Records provided:
* Begin *

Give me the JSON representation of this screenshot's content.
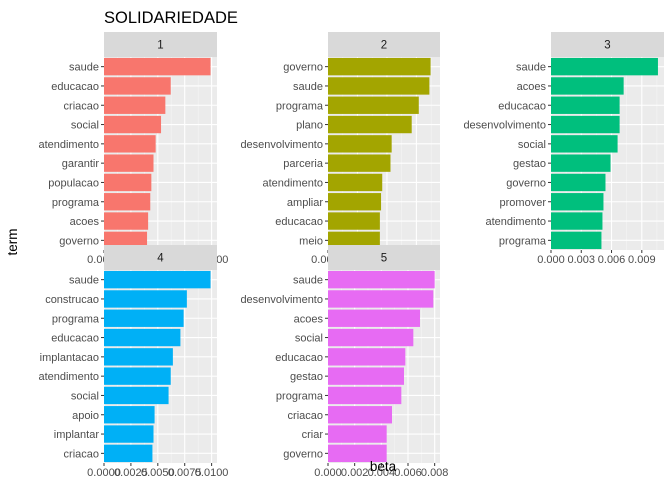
{
  "chart_data": {
    "type": "bar",
    "orientation": "horizontal",
    "title": "SOLIDARIEDADE",
    "xlabel": "beta",
    "ylabel": "term",
    "grid": true,
    "facet_layout": "3 columns x 2 rows",
    "panels": [
      {
        "strip": "1",
        "color": "#F8766D",
        "xlim": [
          0,
          0.0105
        ],
        "xticks": [
          "0.0000",
          "0.0025",
          "0.0050",
          "0.0075",
          "0.0100"
        ],
        "xtick_values": [
          0,
          0.0025,
          0.005,
          0.0075,
          0.01
        ],
        "categories": [
          "saude",
          "educacao",
          "criacao",
          "social",
          "atendimento",
          "garantir",
          "populacao",
          "programa",
          "acoes",
          "governo"
        ],
        "values": [
          0.0099,
          0.0062,
          0.0057,
          0.0053,
          0.0048,
          0.0046,
          0.0044,
          0.0043,
          0.0041,
          0.004
        ]
      },
      {
        "strip": "2",
        "color": "#A3A500",
        "xlim": [
          0,
          0.0095
        ],
        "xticks": [
          "0.0000",
          "0.0025",
          "0.0050",
          "0.0075"
        ],
        "xtick_values": [
          0,
          0.0025,
          0.005,
          0.0075
        ],
        "categories": [
          "governo",
          "saude",
          "programa",
          "plano",
          "desenvolvimento",
          "parceria",
          "atendimento",
          "ampliar",
          "educacao",
          "meio"
        ],
        "values": [
          0.0087,
          0.0086,
          0.0077,
          0.0071,
          0.0054,
          0.0053,
          0.0046,
          0.0045,
          0.0044,
          0.0044
        ]
      },
      {
        "strip": "3",
        "color": "#00BF7D",
        "xlim": [
          0,
          0.0112
        ],
        "xticks": [
          "0.000",
          "0.003",
          "0.006",
          "0.009"
        ],
        "xtick_values": [
          0,
          0.003,
          0.006,
          0.009
        ],
        "categories": [
          "saude",
          "acoes",
          "educacao",
          "desenvolvimento",
          "social",
          "gestao",
          "governo",
          "promover",
          "atendimento",
          "programa"
        ],
        "values": [
          0.0106,
          0.0072,
          0.0068,
          0.0068,
          0.0066,
          0.0059,
          0.0054,
          0.0052,
          0.0051,
          0.005
        ]
      },
      {
        "strip": "4",
        "color": "#00B0F6",
        "xlim": [
          0,
          0.0105
        ],
        "xticks": [
          "0.0000",
          "0.0025",
          "0.0050",
          "0.0075",
          "0.0100"
        ],
        "xtick_values": [
          0,
          0.0025,
          0.005,
          0.0075,
          0.01
        ],
        "categories": [
          "saude",
          "construcao",
          "programa",
          "educacao",
          "implantacao",
          "atendimento",
          "social",
          "apoio",
          "implantar",
          "criacao"
        ],
        "values": [
          0.0099,
          0.0077,
          0.0074,
          0.0071,
          0.0064,
          0.0062,
          0.006,
          0.0047,
          0.0046,
          0.0045
        ]
      },
      {
        "strip": "5",
        "color": "#E76BF3",
        "xlim": [
          0,
          0.0084
        ],
        "xticks": [
          "0.000",
          "0.002",
          "0.004",
          "0.006",
          "0.008"
        ],
        "xtick_values": [
          0,
          0.002,
          0.004,
          0.006,
          0.008
        ],
        "categories": [
          "saude",
          "desenvolvimento",
          "acoes",
          "social",
          "educacao",
          "gestao",
          "programa",
          "criacao",
          "criar",
          "governo"
        ],
        "values": [
          0.008,
          0.0079,
          0.0069,
          0.0064,
          0.0058,
          0.0057,
          0.0055,
          0.0048,
          0.0044,
          0.0044
        ]
      }
    ]
  }
}
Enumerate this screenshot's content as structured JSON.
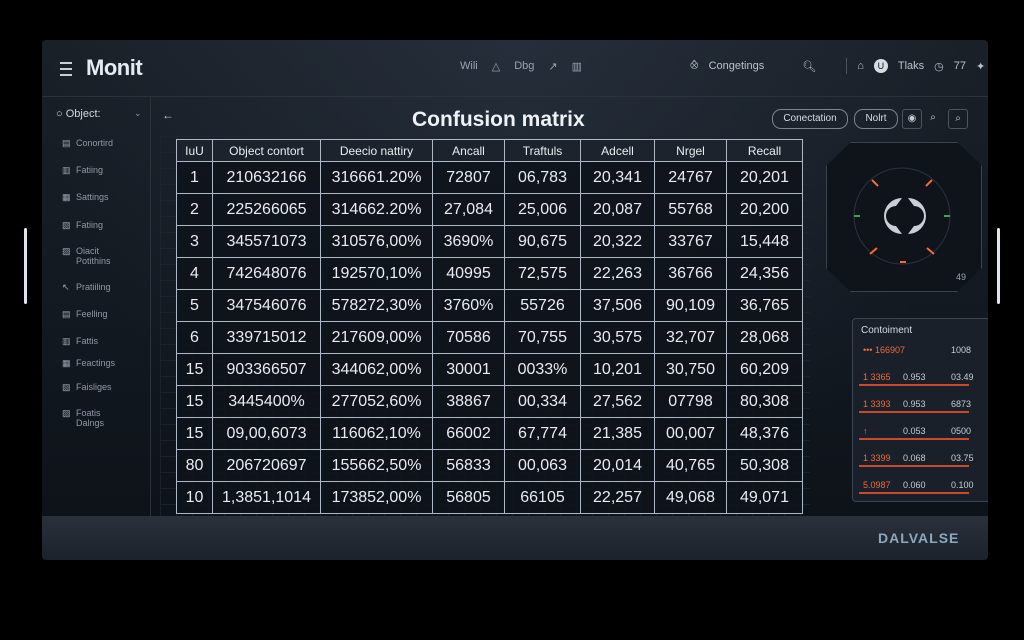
{
  "app": {
    "logo": "Monit"
  },
  "topbar": {
    "mid_items": [
      "Wili",
      "△",
      "Dbg",
      "↗",
      "▥"
    ],
    "connect_label": "Congetings",
    "user_label": "Tlaks",
    "counter": "77"
  },
  "sidebar": {
    "header": "Object:",
    "items": [
      {
        "label": "Conortird",
        "icon": "▤"
      },
      {
        "label": "Fatiing",
        "icon": "▥"
      },
      {
        "label": "Sattings",
        "icon": "▦"
      },
      {
        "label": "Fatiing",
        "icon": "▧"
      },
      {
        "label": "Oiacit",
        "label2": "Potithins",
        "icon": "▨"
      },
      {
        "label": "Pratiiling",
        "icon": "↖"
      },
      {
        "label": "Feelling",
        "icon": "▤"
      },
      {
        "label": "Fattis",
        "icon": "▥"
      },
      {
        "label": "Feactings",
        "icon": "▦"
      },
      {
        "label": "Faisliges",
        "icon": "▧"
      },
      {
        "label": "Foatis",
        "label2": "Dalngs",
        "icon": "▨"
      }
    ]
  },
  "main": {
    "back": "←",
    "title": "Confusion matrix",
    "actions": {
      "connection": "Conectation",
      "admin": "Nolrt"
    }
  },
  "matrix": {
    "headers": [
      "IuU",
      "Object contort",
      "Deecio nattiry",
      "Ancall",
      "Traftuls",
      "Adcell",
      "Nrgel",
      "Recall"
    ],
    "rows": [
      [
        "1",
        "210632166",
        "316661.20%",
        "72807",
        "06,783",
        "20,341",
        "24767",
        "20,201"
      ],
      [
        "2",
        "225266065",
        "314662.20%",
        "27,084",
        "25,006",
        "20,087",
        "55768",
        "20,200"
      ],
      [
        "3",
        "345571073",
        "310576,00%",
        "3690%",
        "90,675",
        "20,322",
        "33767",
        "15,448"
      ],
      [
        "4",
        "742648076",
        "192570,10%",
        "40995",
        "72,575",
        "22,263",
        "36766",
        "24,356"
      ],
      [
        "5",
        "347546076",
        "578272,30%",
        "3760%",
        "55726",
        "37,506",
        "90,109",
        "36,765"
      ],
      [
        "6",
        "339715012",
        "217609,00%",
        "70586",
        "70,755",
        "30,575",
        "32,707",
        "28,068"
      ],
      [
        "15",
        "903366507",
        "344062,00%",
        "30001",
        "0033%",
        "10,201",
        "30,750",
        "60,209"
      ],
      [
        "15",
        "3445400%",
        "277052,60%",
        "38867",
        "00,334",
        "27,562",
        "07798",
        "80,308"
      ],
      [
        "15",
        "09,00,6073",
        "116062,10%",
        "66002",
        "67,774",
        "21,385",
        "00,007",
        "48,376"
      ],
      [
        "80",
        "206720697",
        "155662,50%",
        "56833",
        "00,063",
        "20,014",
        "40,765",
        "50,308"
      ],
      [
        "10",
        "1,3851,1014",
        "173852,00%",
        "56805",
        "66105",
        "22,257",
        "49,068",
        "49,071"
      ]
    ]
  },
  "dial": {
    "corner_label": "49"
  },
  "side_panel": {
    "title": "Contoiment",
    "rows": [
      {
        "a": "••• 166907",
        "b": "",
        "c": "1008"
      },
      {
        "a": "1 3365",
        "b": "0.953",
        "c": "03.49"
      },
      {
        "a": "1 3393",
        "b": "0.953",
        "c": "6873"
      },
      {
        "a": "↑",
        "b": "0.053",
        "c": "0500"
      },
      {
        "a": "1 3399",
        "b": "0.068",
        "c": "03.75"
      },
      {
        "a": "5.0987",
        "b": "0.060",
        "c": "0.100"
      }
    ]
  },
  "footer": {
    "brand": "DALVALSE"
  },
  "colors": {
    "accent_orange": "#f06a3a",
    "dial_green": "#3fa34a",
    "grid_line": "#aeb8c4"
  }
}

* End *

The problem: Make an exact copy of the whole listing, but don't bring over any pictures.

Task response:
Give me the JSON representation of this screenshot's content.
{
  "chart_data": {
    "type": "bar",
    "orientation": "horizontal",
    "title": "SOLIDARIEDADE",
    "xlabel": "beta",
    "ylabel": "term",
    "grid": true,
    "facet_layout": "3 columns x 2 rows",
    "panels": [
      {
        "strip": "1",
        "color": "#F8766D",
        "xlim": [
          0,
          0.0105
        ],
        "xticks": [
          "0.0000",
          "0.0025",
          "0.0050",
          "0.0075",
          "0.0100"
        ],
        "xtick_values": [
          0,
          0.0025,
          0.005,
          0.0075,
          0.01
        ],
        "categories": [
          "saude",
          "educacao",
          "criacao",
          "social",
          "atendimento",
          "garantir",
          "populacao",
          "programa",
          "acoes",
          "governo"
        ],
        "values": [
          0.0099,
          0.0062,
          0.0057,
          0.0053,
          0.0048,
          0.0046,
          0.0044,
          0.0043,
          0.0041,
          0.004
        ]
      },
      {
        "strip": "2",
        "color": "#A3A500",
        "xlim": [
          0,
          0.0095
        ],
        "xticks": [
          "0.0000",
          "0.0025",
          "0.0050",
          "0.0075"
        ],
        "xtick_values": [
          0,
          0.0025,
          0.005,
          0.0075
        ],
        "categories": [
          "governo",
          "saude",
          "programa",
          "plano",
          "desenvolvimento",
          "parceria",
          "atendimento",
          "ampliar",
          "educacao",
          "meio"
        ],
        "values": [
          0.0087,
          0.0086,
          0.0077,
          0.0071,
          0.0054,
          0.0053,
          0.0046,
          0.0045,
          0.0044,
          0.0044
        ]
      },
      {
        "strip": "3",
        "color": "#00BF7D",
        "xlim": [
          0,
          0.0112
        ],
        "xticks": [
          "0.000",
          "0.003",
          "0.006",
          "0.009"
        ],
        "xtick_values": [
          0,
          0.003,
          0.006,
          0.009
        ],
        "categories": [
          "saude",
          "acoes",
          "educacao",
          "desenvolvimento",
          "social",
          "gestao",
          "governo",
          "promover",
          "atendimento",
          "programa"
        ],
        "values": [
          0.0106,
          0.0072,
          0.0068,
          0.0068,
          0.0066,
          0.0059,
          0.0054,
          0.0052,
          0.0051,
          0.005
        ]
      },
      {
        "strip": "4",
        "color": "#00B0F6",
        "xlim": [
          0,
          0.0105
        ],
        "xticks": [
          "0.0000",
          "0.0025",
          "0.0050",
          "0.0075",
          "0.0100"
        ],
        "xtick_values": [
          0,
          0.0025,
          0.005,
          0.0075,
          0.01
        ],
        "categories": [
          "saude",
          "construcao",
          "programa",
          "educacao",
          "implantacao",
          "atendimento",
          "social",
          "apoio",
          "implantar",
          "criacao"
        ],
        "values": [
          0.0099,
          0.0077,
          0.0074,
          0.0071,
          0.0064,
          0.0062,
          0.006,
          0.0047,
          0.0046,
          0.0045
        ]
      },
      {
        "strip": "5",
        "color": "#E76BF3",
        "xlim": [
          0,
          0.0084
        ],
        "xticks": [
          "0.000",
          "0.002",
          "0.004",
          "0.006",
          "0.008"
        ],
        "xtick_values": [
          0,
          0.002,
          0.004,
          0.006,
          0.008
        ],
        "categories": [
          "saude",
          "desenvolvimento",
          "acoes",
          "social",
          "educacao",
          "gestao",
          "programa",
          "criacao",
          "criar",
          "governo"
        ],
        "values": [
          0.008,
          0.0079,
          0.0069,
          0.0064,
          0.0058,
          0.0057,
          0.0055,
          0.0048,
          0.0044,
          0.0044
        ]
      }
    ]
  }
}
Enumerate this screenshot's content as structured JSON.
{
  "app": {
    "logo": "Monit"
  },
  "topbar": {
    "mid_items": [
      "Wili",
      "△",
      "Dbg",
      "↗",
      "▥"
    ],
    "connect_label": "Congetings",
    "user_label": "Tlaks",
    "counter": "77"
  },
  "sidebar": {
    "header": "Object:",
    "items": [
      {
        "label": "Conortird",
        "icon": "▤"
      },
      {
        "label": "Fatiing",
        "icon": "▥"
      },
      {
        "label": "Sattings",
        "icon": "▦"
      },
      {
        "label": "Fatiing",
        "icon": "▧"
      },
      {
        "label": "Oiacit",
        "label2": "Potithins",
        "icon": "▨"
      },
      {
        "label": "Pratiiling",
        "icon": "↖"
      },
      {
        "label": "Feelling",
        "icon": "▤"
      },
      {
        "label": "Fattis",
        "icon": "▥"
      },
      {
        "label": "Feactings",
        "icon": "▦"
      },
      {
        "label": "Faisliges",
        "icon": "▧"
      },
      {
        "label": "Foatis",
        "label2": "Dalngs",
        "icon": "▨"
      }
    ]
  },
  "main": {
    "back": "←",
    "title": "Confusion matrix",
    "actions": {
      "connection": "Conectation",
      "admin": "Nolrt"
    }
  },
  "matrix": {
    "headers": [
      "IuU",
      "Object contort",
      "Deecio nattiry",
      "Ancall",
      "Traftuls",
      "Adcell",
      "Nrgel",
      "Recall"
    ],
    "rows": [
      [
        "1",
        "210632166",
        "316661.20%",
        "72807",
        "06,783",
        "20,341",
        "24767",
        "20,201"
      ],
      [
        "2",
        "225266065",
        "314662.20%",
        "27,084",
        "25,006",
        "20,087",
        "55768",
        "20,200"
      ],
      [
        "3",
        "345571073",
        "310576,00%",
        "3690%",
        "90,675",
        "20,322",
        "33767",
        "15,448"
      ],
      [
        "4",
        "742648076",
        "192570,10%",
        "40995",
        "72,575",
        "22,263",
        "36766",
        "24,356"
      ],
      [
        "5",
        "347546076",
        "578272,30%",
        "3760%",
        "55726",
        "37,506",
        "90,109",
        "36,765"
      ],
      [
        "6",
        "339715012",
        "217609,00%",
        "70586",
        "70,755",
        "30,575",
        "32,707",
        "28,068"
      ],
      [
        "15",
        "903366507",
        "344062,00%",
        "30001",
        "0033%",
        "10,201",
        "30,750",
        "60,209"
      ],
      [
        "15",
        "3445400%",
        "277052,60%",
        "38867",
        "00,334",
        "27,562",
        "07798",
        "80,308"
      ],
      [
        "15",
        "09,00,6073",
        "116062,10%",
        "66002",
        "67,774",
        "21,385",
        "00,007",
        "48,376"
      ],
      [
        "80",
        "206720697",
        "155662,50%",
        "56833",
        "00,063",
        "20,014",
        "40,765",
        "50,308"
      ],
      [
        "10",
        "1,3851,1014",
        "173852,00%",
        "56805",
        "66105",
        "22,257",
        "49,068",
        "49,071"
      ]
    ]
  },
  "dial": {
    "corner_label": "49"
  },
  "side_panel": {
    "title": "Contoiment",
    "rows": [
      {
        "a": "••• 166907",
        "b": "",
        "c": "1008"
      },
      {
        "a": "1 3365",
        "b": "0.953",
        "c": "03.49"
      },
      {
        "a": "1 3393",
        "b": "0.953",
        "c": "6873"
      },
      {
        "a": "↑",
        "b": "0.053",
        "c": "0500"
      },
      {
        "a": "1 3399",
        "b": "0.068",
        "c": "03.75"
      },
      {
        "a": "5.0987",
        "b": "0.060",
        "c": "0.100"
      }
    ]
  },
  "footer": {
    "brand": "DALVALSE"
  },
  "colors": {
    "accent_orange": "#f06a3a",
    "dial_green": "#3fa34a",
    "grid_line": "#aeb8c4"
  }
}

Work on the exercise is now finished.